What this task involves ::
Find every line of the listing below where "tube" appears, and copy it.

________________

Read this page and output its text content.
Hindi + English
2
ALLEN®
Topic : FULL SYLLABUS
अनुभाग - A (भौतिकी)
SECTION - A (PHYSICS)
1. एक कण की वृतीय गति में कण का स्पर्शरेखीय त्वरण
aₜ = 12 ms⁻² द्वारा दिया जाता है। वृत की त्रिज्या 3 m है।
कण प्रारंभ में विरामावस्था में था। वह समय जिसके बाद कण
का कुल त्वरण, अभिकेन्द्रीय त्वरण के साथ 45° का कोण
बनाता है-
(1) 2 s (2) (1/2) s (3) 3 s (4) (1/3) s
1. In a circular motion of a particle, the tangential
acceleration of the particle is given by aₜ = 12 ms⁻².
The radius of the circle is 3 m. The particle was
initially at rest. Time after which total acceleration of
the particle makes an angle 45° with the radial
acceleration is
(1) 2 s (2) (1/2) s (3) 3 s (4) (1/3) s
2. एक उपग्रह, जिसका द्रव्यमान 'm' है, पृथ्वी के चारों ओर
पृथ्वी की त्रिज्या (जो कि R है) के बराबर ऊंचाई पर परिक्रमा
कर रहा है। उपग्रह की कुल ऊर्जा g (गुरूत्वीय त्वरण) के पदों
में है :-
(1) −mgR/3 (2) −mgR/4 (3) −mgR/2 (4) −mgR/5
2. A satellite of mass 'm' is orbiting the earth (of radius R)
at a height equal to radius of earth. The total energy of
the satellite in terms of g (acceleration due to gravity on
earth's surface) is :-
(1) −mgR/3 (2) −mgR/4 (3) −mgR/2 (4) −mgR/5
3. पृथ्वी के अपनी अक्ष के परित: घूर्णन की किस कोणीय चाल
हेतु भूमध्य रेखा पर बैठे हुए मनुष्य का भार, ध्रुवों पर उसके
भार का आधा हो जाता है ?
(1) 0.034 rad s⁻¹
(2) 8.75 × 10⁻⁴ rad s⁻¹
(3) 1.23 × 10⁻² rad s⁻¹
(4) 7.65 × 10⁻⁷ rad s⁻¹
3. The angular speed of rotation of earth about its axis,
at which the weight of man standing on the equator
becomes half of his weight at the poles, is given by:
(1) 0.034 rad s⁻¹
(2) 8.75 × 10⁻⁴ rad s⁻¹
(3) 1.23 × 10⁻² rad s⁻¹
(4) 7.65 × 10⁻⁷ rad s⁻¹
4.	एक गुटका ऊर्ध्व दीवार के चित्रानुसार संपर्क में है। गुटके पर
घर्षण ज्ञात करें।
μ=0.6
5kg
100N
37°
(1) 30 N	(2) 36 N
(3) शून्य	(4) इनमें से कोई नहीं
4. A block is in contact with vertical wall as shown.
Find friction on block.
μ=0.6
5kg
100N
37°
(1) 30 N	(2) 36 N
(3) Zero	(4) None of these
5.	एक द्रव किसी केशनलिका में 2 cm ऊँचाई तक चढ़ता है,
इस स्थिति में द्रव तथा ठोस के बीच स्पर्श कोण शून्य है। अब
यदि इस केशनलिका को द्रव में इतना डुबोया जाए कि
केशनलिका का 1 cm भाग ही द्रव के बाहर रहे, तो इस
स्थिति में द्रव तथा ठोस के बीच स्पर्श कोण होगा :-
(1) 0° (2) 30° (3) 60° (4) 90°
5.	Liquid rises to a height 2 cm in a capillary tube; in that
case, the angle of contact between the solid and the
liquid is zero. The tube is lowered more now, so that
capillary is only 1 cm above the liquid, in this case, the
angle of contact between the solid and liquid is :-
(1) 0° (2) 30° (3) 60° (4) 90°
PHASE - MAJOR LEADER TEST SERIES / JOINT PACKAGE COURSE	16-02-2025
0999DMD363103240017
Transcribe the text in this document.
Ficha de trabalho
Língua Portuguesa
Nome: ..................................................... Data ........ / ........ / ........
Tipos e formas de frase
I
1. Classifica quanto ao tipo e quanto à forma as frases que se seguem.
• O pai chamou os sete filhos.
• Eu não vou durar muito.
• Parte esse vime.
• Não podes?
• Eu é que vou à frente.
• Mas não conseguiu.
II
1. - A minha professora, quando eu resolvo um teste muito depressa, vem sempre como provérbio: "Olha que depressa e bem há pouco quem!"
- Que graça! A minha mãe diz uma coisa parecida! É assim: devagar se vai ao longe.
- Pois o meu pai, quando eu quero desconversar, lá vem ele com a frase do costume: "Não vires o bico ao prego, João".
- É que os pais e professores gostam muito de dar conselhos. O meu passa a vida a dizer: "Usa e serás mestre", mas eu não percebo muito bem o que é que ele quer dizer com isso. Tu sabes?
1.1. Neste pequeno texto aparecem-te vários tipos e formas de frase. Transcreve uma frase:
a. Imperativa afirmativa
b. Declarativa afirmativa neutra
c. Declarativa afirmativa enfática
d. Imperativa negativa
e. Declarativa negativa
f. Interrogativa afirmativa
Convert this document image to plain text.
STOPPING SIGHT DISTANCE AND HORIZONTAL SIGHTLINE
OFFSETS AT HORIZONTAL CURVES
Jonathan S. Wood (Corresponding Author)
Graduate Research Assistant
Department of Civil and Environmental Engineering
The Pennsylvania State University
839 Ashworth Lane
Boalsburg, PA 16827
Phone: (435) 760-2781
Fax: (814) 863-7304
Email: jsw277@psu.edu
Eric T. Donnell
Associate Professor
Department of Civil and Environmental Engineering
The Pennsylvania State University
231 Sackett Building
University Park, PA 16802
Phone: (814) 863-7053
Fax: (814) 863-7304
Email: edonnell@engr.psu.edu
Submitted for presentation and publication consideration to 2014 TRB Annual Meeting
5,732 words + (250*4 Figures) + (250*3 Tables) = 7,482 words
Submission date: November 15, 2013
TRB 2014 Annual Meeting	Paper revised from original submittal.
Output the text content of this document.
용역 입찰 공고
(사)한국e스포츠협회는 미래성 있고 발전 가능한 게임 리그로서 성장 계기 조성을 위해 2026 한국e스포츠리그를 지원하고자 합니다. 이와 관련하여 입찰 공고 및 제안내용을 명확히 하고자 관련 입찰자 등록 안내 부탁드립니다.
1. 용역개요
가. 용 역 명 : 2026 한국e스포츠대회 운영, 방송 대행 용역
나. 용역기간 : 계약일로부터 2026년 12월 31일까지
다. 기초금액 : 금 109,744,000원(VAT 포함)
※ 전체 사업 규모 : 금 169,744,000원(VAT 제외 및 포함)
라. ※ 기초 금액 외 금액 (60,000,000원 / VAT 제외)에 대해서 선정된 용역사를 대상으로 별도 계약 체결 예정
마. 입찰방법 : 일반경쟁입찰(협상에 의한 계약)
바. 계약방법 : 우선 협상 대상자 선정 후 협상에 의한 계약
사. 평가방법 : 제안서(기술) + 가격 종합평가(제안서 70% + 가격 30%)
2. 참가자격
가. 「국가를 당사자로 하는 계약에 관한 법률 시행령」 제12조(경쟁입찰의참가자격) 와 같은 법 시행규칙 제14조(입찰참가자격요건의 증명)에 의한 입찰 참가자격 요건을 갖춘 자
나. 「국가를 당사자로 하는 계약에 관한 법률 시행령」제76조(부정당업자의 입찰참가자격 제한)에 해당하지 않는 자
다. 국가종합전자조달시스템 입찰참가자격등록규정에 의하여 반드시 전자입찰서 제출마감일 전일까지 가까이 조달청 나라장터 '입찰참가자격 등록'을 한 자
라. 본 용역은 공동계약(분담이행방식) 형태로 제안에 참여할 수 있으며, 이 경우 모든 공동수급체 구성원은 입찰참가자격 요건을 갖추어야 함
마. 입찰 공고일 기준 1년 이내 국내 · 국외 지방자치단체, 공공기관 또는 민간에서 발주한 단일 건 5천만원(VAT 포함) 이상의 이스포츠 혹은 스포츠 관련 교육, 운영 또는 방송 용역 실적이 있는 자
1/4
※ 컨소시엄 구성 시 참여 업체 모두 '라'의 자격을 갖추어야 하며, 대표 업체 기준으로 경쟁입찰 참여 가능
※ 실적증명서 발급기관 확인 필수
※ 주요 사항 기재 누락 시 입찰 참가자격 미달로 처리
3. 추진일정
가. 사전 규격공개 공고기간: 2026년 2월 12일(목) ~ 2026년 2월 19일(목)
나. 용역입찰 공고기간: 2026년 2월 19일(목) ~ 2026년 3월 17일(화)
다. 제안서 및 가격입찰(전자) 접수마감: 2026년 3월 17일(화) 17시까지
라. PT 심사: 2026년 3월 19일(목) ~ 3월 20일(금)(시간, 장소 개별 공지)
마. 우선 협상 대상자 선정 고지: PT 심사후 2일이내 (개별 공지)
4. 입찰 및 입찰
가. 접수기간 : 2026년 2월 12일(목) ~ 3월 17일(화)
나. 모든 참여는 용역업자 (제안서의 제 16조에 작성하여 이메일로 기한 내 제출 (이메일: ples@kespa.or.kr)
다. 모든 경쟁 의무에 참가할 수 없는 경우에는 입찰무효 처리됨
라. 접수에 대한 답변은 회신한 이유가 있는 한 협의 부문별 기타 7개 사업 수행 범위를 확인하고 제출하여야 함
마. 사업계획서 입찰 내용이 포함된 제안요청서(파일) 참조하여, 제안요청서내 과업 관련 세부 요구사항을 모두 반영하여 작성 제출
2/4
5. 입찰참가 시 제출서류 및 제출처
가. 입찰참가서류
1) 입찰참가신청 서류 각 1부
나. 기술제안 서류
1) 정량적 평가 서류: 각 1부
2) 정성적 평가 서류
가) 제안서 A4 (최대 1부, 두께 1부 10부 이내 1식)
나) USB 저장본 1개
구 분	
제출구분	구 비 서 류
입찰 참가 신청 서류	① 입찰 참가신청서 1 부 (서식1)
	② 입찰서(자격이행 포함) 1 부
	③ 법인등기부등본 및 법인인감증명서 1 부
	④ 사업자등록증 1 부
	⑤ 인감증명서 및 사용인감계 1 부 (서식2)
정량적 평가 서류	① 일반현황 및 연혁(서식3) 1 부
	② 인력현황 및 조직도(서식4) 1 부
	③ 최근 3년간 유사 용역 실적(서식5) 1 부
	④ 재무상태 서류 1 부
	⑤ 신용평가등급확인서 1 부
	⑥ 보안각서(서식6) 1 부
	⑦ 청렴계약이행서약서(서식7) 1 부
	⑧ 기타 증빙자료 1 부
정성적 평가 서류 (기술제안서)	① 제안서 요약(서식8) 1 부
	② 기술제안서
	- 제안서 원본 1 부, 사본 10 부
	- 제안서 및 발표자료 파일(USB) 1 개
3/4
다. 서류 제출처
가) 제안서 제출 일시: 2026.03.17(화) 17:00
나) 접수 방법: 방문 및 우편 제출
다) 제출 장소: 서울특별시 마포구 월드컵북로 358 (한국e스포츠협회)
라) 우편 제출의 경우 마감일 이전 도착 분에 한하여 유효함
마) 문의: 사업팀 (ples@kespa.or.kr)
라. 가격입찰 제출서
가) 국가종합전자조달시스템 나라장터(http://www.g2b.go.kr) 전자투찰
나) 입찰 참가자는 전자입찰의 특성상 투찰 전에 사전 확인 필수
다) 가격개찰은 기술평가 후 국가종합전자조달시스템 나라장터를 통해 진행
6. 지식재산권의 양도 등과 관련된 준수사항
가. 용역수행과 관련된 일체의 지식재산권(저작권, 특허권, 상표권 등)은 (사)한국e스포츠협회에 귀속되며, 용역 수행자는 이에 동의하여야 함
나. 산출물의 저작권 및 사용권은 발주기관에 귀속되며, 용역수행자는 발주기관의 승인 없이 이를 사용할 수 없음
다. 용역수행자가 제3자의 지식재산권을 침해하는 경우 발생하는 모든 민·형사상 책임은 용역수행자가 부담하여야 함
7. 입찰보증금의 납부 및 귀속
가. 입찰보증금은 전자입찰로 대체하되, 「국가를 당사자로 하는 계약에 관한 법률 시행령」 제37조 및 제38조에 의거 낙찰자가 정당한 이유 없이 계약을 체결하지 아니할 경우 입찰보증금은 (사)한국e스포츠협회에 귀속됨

________________

Problem solution ::
5.	Liquid rises to a height 2 cm in a capillary tube; in that
liquid is zero. The tube is lowered more now, so that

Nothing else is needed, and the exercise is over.